[Recorded data]
--- Begin ---

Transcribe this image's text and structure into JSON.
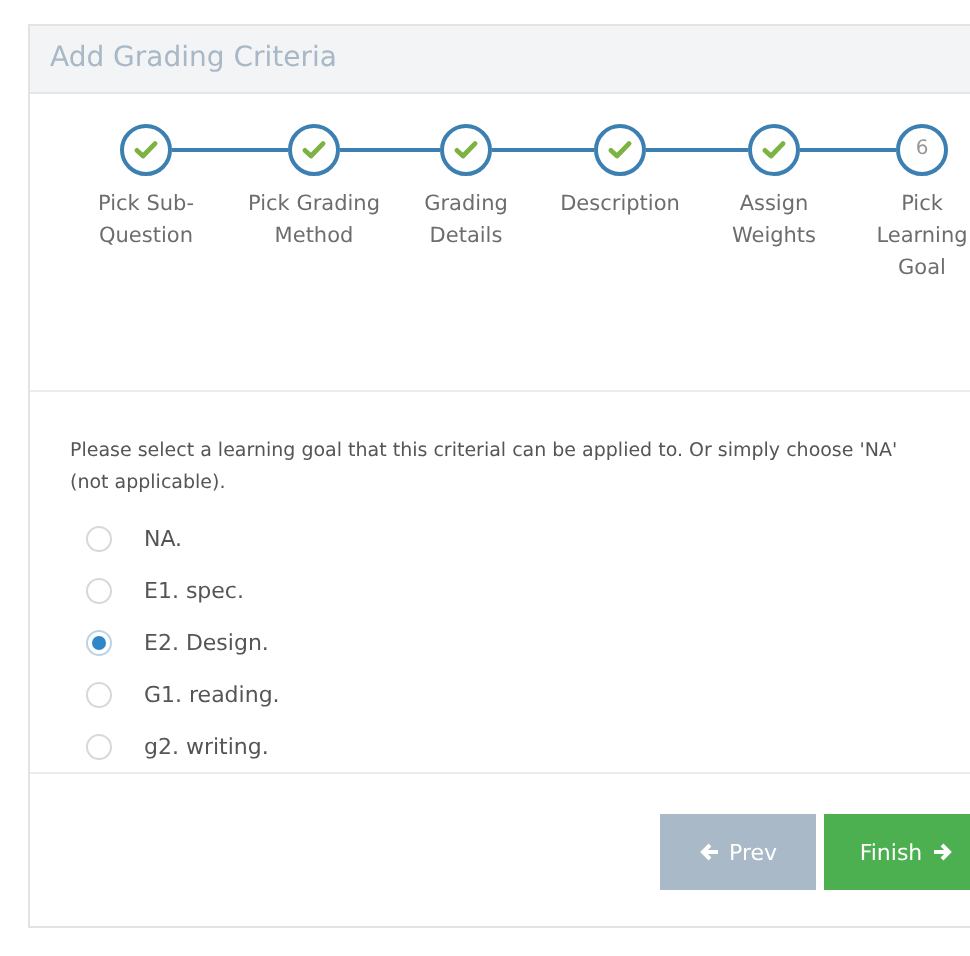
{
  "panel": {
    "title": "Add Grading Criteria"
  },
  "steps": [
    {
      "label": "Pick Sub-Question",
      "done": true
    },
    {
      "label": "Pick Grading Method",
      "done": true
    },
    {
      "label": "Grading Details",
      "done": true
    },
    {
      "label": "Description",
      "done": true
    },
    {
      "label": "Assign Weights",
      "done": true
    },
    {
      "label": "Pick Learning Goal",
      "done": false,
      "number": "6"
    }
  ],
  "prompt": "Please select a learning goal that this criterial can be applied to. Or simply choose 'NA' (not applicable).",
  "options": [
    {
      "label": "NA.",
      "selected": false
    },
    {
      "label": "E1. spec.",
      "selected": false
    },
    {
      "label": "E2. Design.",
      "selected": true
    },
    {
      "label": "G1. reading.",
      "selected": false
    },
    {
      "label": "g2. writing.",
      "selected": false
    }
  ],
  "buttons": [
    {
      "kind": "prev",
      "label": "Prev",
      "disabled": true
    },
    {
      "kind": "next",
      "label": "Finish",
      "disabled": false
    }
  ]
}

--- End ---

### Required work
Can you restate all the records above word for word while dropping the pictures?

### Response to the exercise
Transcribe this image's text and structure into JSON.
{
  "panel": {
    "title": "Add Grading Criteria"
  },
  "steps": [
    {
      "label": "Pick Sub-Question",
      "done": true
    },
    {
      "label": "Pick Grading Method",
      "done": true
    },
    {
      "label": "Grading Details",
      "done": true
    },
    {
      "label": "Description",
      "done": true
    },
    {
      "label": "Assign Weights",
      "done": true
    },
    {
      "label": "Pick Learning Goal",
      "done": false,
      "number": "6"
    }
  ],
  "prompt": "Please select a learning goal that this criterial can be applied to. Or simply choose 'NA' (not applicable).",
  "options": [
    {
      "label": "NA.",
      "selected": false
    },
    {
      "label": "E1. spec.",
      "selected": false
    },
    {
      "label": "E2. Design.",
      "selected": true
    },
    {
      "label": "G1. reading.",
      "selected": false
    },
    {
      "label": "g2. writing.",
      "selected": false
    }
  ],
  "buttons": [
    {
      "kind": "prev",
      "label": "Prev",
      "disabled": true
    },
    {
      "kind": "next",
      "label": "Finish",
      "disabled": false
    }
  ]
}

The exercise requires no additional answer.